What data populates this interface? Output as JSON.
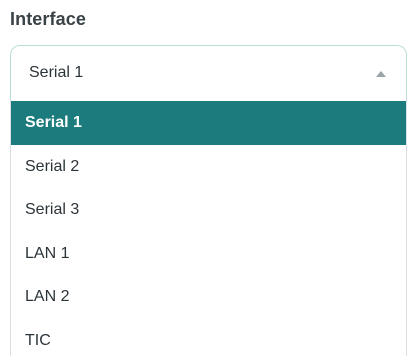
{
  "interface_field": {
    "label": "Interface",
    "selected_value": "Serial 1",
    "dropdown_open": true,
    "options": [
      {
        "label": "Serial 1",
        "selected": true
      },
      {
        "label": "Serial 2",
        "selected": false
      },
      {
        "label": "Serial 3",
        "selected": false
      },
      {
        "label": "LAN 1",
        "selected": false
      },
      {
        "label": "LAN 2",
        "selected": false
      },
      {
        "label": "TIC",
        "selected": false
      }
    ]
  },
  "icons": {
    "caret": "caret-up-icon"
  },
  "colors": {
    "selected_background": "#1b7b7d",
    "selected_text": "#ffffff",
    "text": "#2b3438",
    "select_border": "#b9ded8"
  }
}
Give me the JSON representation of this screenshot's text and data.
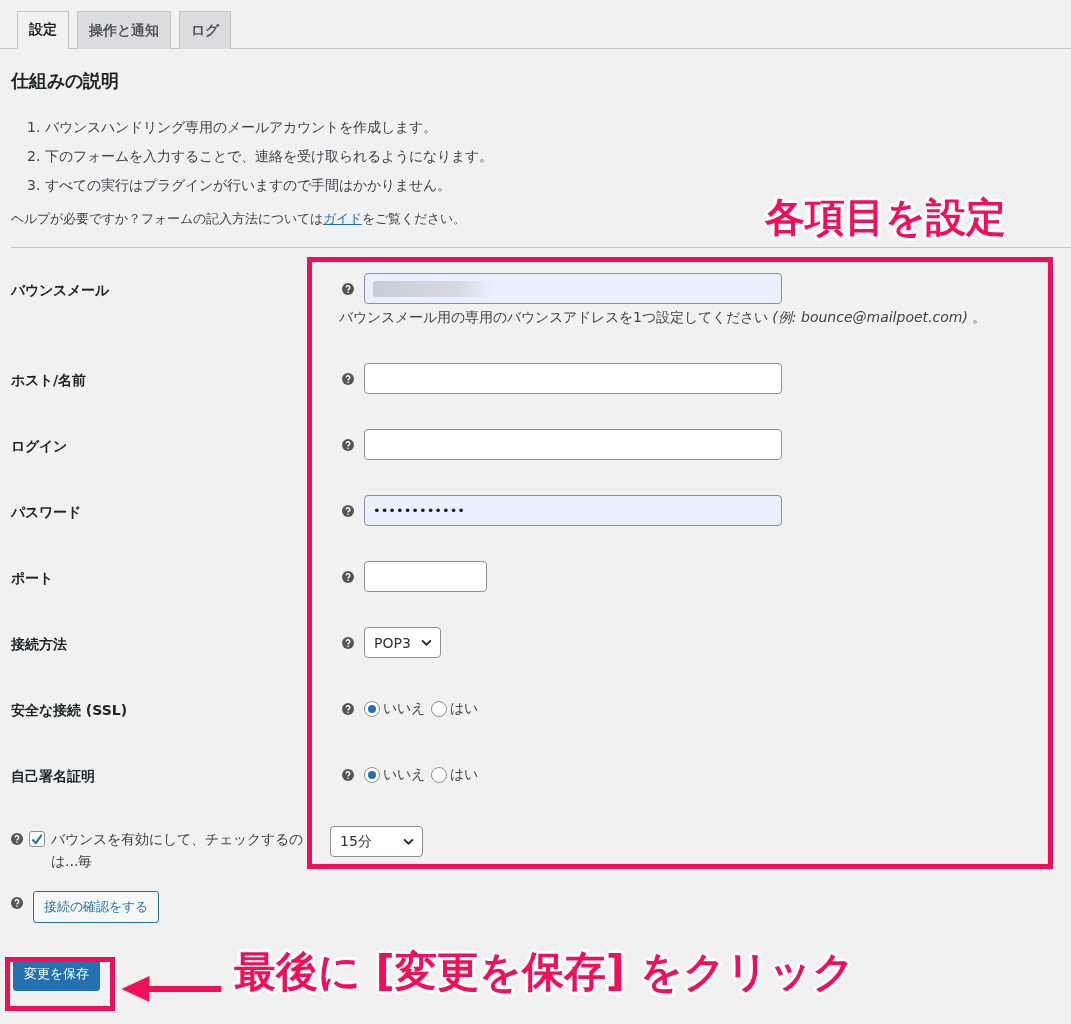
{
  "tabs": [
    {
      "label": "設定",
      "selected": true
    },
    {
      "label": "操作と通知",
      "selected": false
    },
    {
      "label": "ログ",
      "selected": false
    }
  ],
  "heading": "仕組みの説明",
  "steps": [
    "1. バウンスハンドリング専用のメールアカウントを作成します。",
    "2. 下のフォームを入力することで、連絡を受け取られるようになります。",
    "3. すべての実行はプラグインが行いますので手間はかかりません。"
  ],
  "help": {
    "before": "ヘルプが必要ですか？フォームの記入方法については",
    "link": "ガイド",
    "after": "をご覧ください。"
  },
  "fields": [
    {
      "kind": "text",
      "label": "バウンスメール",
      "autofilled": true,
      "redacted": true,
      "description": "バウンスメール用の専用のバウンスアドレスを1つ設定してください *(例: bounce@mailpoet.com)* 。"
    },
    {
      "kind": "text",
      "label": "ホスト/名前",
      "autofilled": false
    },
    {
      "kind": "text",
      "label": "ログイン",
      "autofilled": false
    },
    {
      "kind": "text",
      "label": "パスワード",
      "autofilled": true,
      "value": "••••••••••••"
    },
    {
      "kind": "short-text",
      "label": "ポート",
      "autofilled": false
    },
    {
      "kind": "select",
      "label": "接続方法",
      "value": "POP3"
    },
    {
      "kind": "radio",
      "label": "安全な接続 (SSL)",
      "options": [
        {
          "label": "いいえ",
          "selected": true
        },
        {
          "label": "はい",
          "selected": false
        }
      ]
    },
    {
      "kind": "radio",
      "label": "自己署名証明",
      "options": [
        {
          "label": "いいえ",
          "selected": true
        },
        {
          "label": "はい",
          "selected": false
        }
      ]
    }
  ],
  "interval": {
    "label": "バウンスを有効にして、チェックするのは...毎",
    "checked": true,
    "value": "15分"
  },
  "test_button": "接続の確認をする",
  "save_button": "変更を保存",
  "annotations": {
    "fields_note": "各項目を設定",
    "save_note": "最後に [変更を保存] をクリック"
  }
}
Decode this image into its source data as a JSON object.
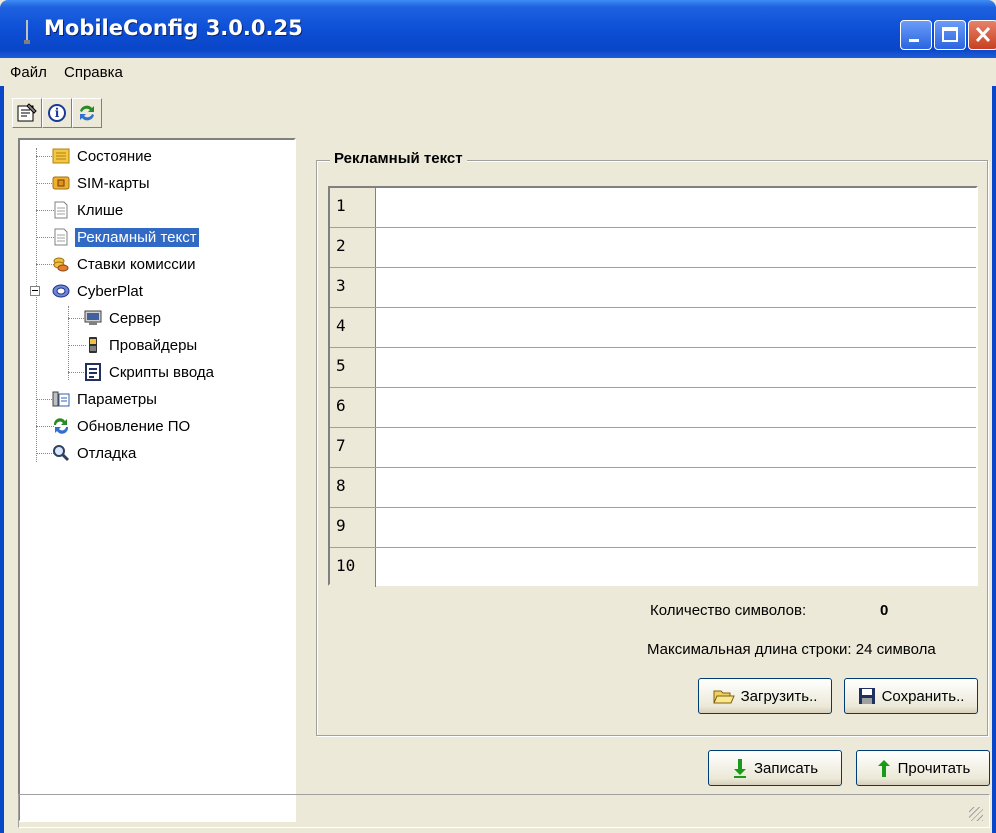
{
  "window": {
    "title": "MobileConfig 3.0.0.25",
    "titlebar_color": "#0a46c8"
  },
  "menu": [
    "Файл",
    "Справка"
  ],
  "toolbar": {
    "buttons": [
      "properties-icon",
      "info-icon",
      "update-icon"
    ]
  },
  "tree": {
    "items": [
      {
        "label": "Состояние",
        "icon": "status-icon"
      },
      {
        "label": "SIM-карты",
        "icon": "sim-card-icon"
      },
      {
        "label": "Клише",
        "icon": "document-icon"
      },
      {
        "label": "Рекламный текст",
        "icon": "document-icon",
        "selected": true
      },
      {
        "label": "Ставки комиссии",
        "icon": "coins-icon"
      },
      {
        "label": "CyberPlat",
        "icon": "globe-icon",
        "expanded": true
      },
      {
        "label": "Сервер",
        "icon": "server-icon"
      },
      {
        "label": "Провайдеры",
        "icon": "phone-icon"
      },
      {
        "label": "Скрипты ввода",
        "icon": "script-icon"
      },
      {
        "label": "Параметры",
        "icon": "parameters-icon"
      },
      {
        "label": "Обновление ПО",
        "icon": "update-icon"
      },
      {
        "label": "Отладка",
        "icon": "magnifier-icon"
      }
    ],
    "selection_color": "#316ac5"
  },
  "panel": {
    "title": "Рекламный текст",
    "rows": [
      {
        "num": "1",
        "text": ""
      },
      {
        "num": "2",
        "text": ""
      },
      {
        "num": "3",
        "text": ""
      },
      {
        "num": "4",
        "text": ""
      },
      {
        "num": "5",
        "text": ""
      },
      {
        "num": "6",
        "text": ""
      },
      {
        "num": "7",
        "text": ""
      },
      {
        "num": "8",
        "text": ""
      },
      {
        "num": "9",
        "text": ""
      },
      {
        "num": "10",
        "text": ""
      }
    ],
    "char_count_label": "Количество символов:",
    "char_count_value": "0",
    "max_length_text": "Максимальная длина строки: 24 символа",
    "load_button": "Загрузить..",
    "save_button": "Сохранить.."
  },
  "footer": {
    "write_button": "Записать",
    "read_button": "Прочитать"
  }
}
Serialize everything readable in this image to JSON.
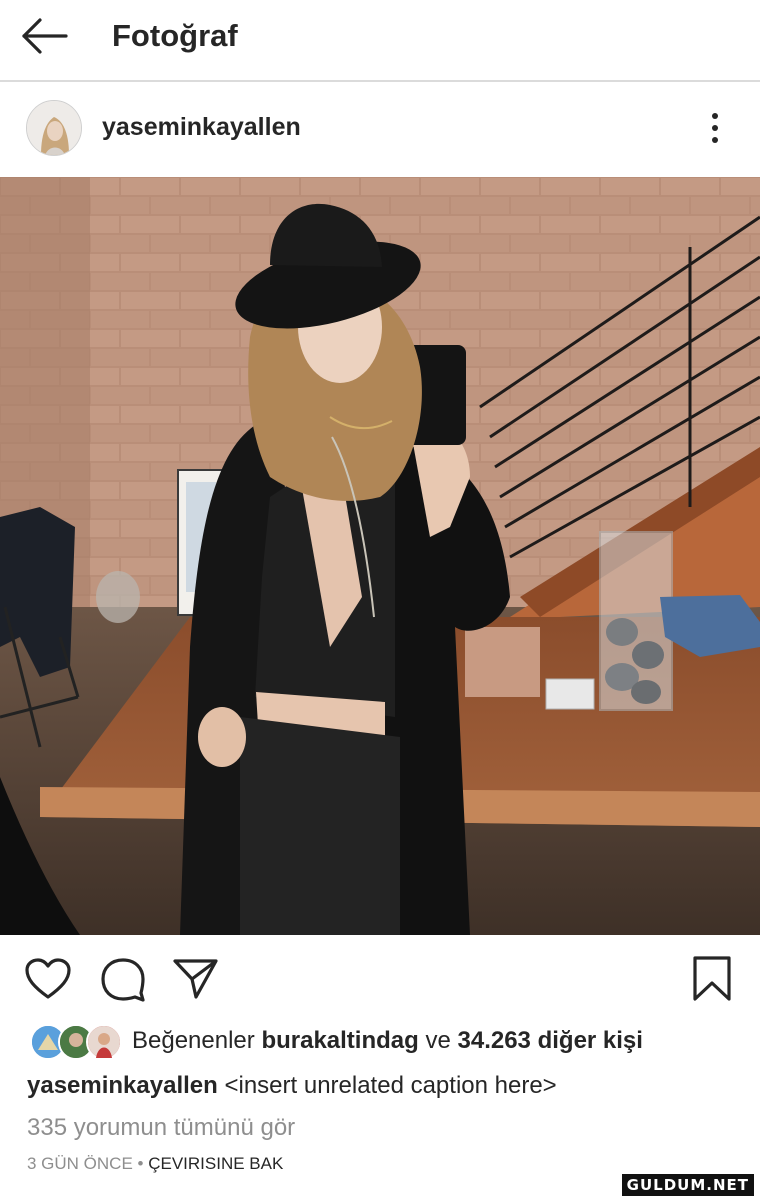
{
  "topbar": {
    "title": "Fotoğraf"
  },
  "post": {
    "username": "yaseminkayallen",
    "photo_alt": "Mirror selfie in a brick-walled room",
    "likes": {
      "prefix": "Beğenenler",
      "user": "burakaltindag",
      "conjunction": "ve",
      "others": "34.263 diğer kişi"
    },
    "caption": {
      "username": "yaseminkayallen",
      "text": "<insert unrelated caption here>"
    },
    "view_comments": "335 yorumun tümünü gör",
    "time": "3 GÜN ÖNCE",
    "separator": "•",
    "translate": "ÇEVIRISINE BAK"
  },
  "watermark": "GULDUM.NET",
  "icons": [
    "back-arrow-icon",
    "more-options-icon",
    "heart-icon",
    "comment-icon",
    "share-icon",
    "bookmark-icon"
  ],
  "colors": {
    "text": "#262626",
    "secondary": "#8e8e8e",
    "divider": "#dbdbdb"
  }
}
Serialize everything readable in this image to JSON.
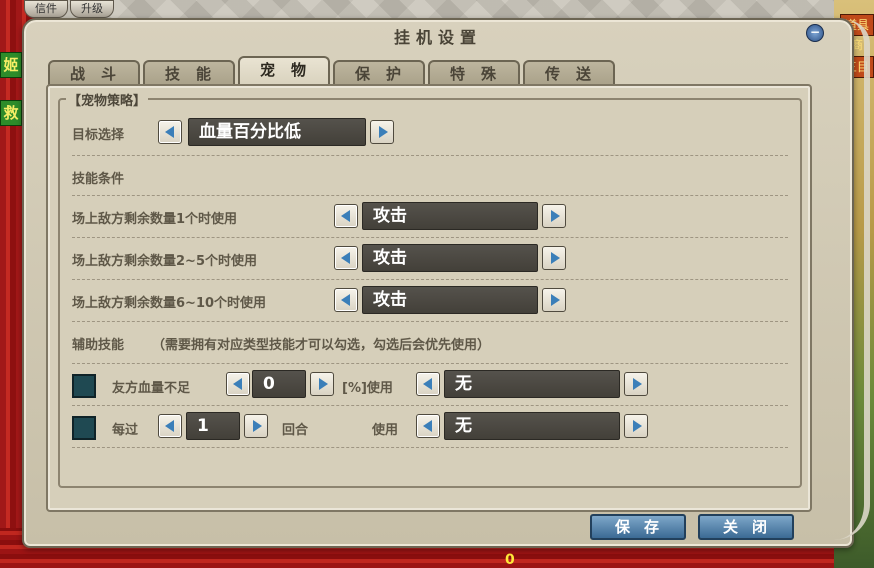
{
  "top_buttons": [
    "信件",
    "升级"
  ],
  "side_tags": [
    "姬",
    "救"
  ],
  "right_tags": [
    "道具商",
    "三目"
  ],
  "bottom_glyph": "0",
  "dialog": {
    "title": "挂机设置",
    "close_label": "−"
  },
  "tabs": [
    {
      "label": "战斗",
      "active": false
    },
    {
      "label": "技能",
      "active": false
    },
    {
      "label": "宠物",
      "active": true
    },
    {
      "label": "保护",
      "active": false
    },
    {
      "label": "特殊",
      "active": false
    },
    {
      "label": "传送",
      "active": false
    }
  ],
  "pet_strategy": {
    "legend": "【宠物策略】",
    "target_label": "目标选择",
    "target_value": "血量百分比低",
    "skill_conditions_label": "技能条件",
    "conditions": [
      {
        "label": "场上敌方剩余数量1个时使用",
        "value": "攻击"
      },
      {
        "label": "场上敌方剩余数量2~5个时使用",
        "value": "攻击"
      },
      {
        "label": "场上敌方剩余数量6~10个时使用",
        "value": "攻击"
      }
    ],
    "assist_label": "辅助技能",
    "assist_note": "（需要拥有对应类型技能才可以勾选，勾选后会优先使用）",
    "assist_hp": {
      "prefix": "友方血量不足",
      "amount": "0",
      "suffix": "[%]使用",
      "value": "无",
      "checked": false
    },
    "assist_round": {
      "prefix": "每过",
      "amount": "1",
      "unit": "回合",
      "use_label": "使用",
      "value": "无",
      "checked": false
    }
  },
  "buttons": {
    "save": "保存",
    "close": "关闭"
  },
  "colors": {
    "accent_blue": "#3b7fb9",
    "value_box": "#4a4740",
    "panel_bg": "#d6cfba",
    "checkbox": "#1f4952"
  }
}
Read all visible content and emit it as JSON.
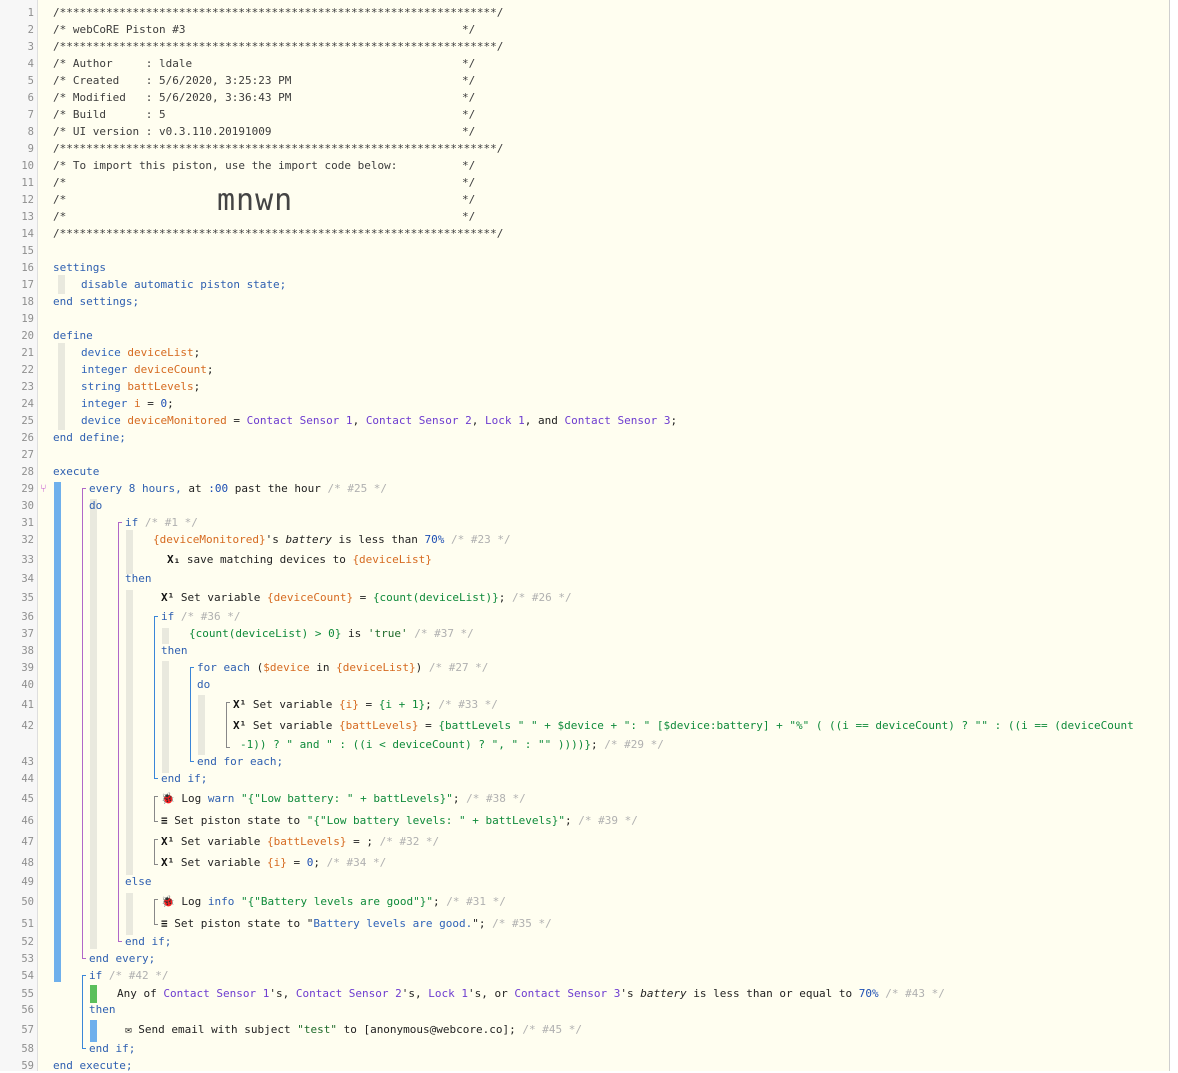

-- Problem details --
Within the material above, find the lines that contain the word "yaseminkayallen"; copy them.

-- Written solution --
    "username": "yaseminkayallen",
      "username": "yaseminkayallen",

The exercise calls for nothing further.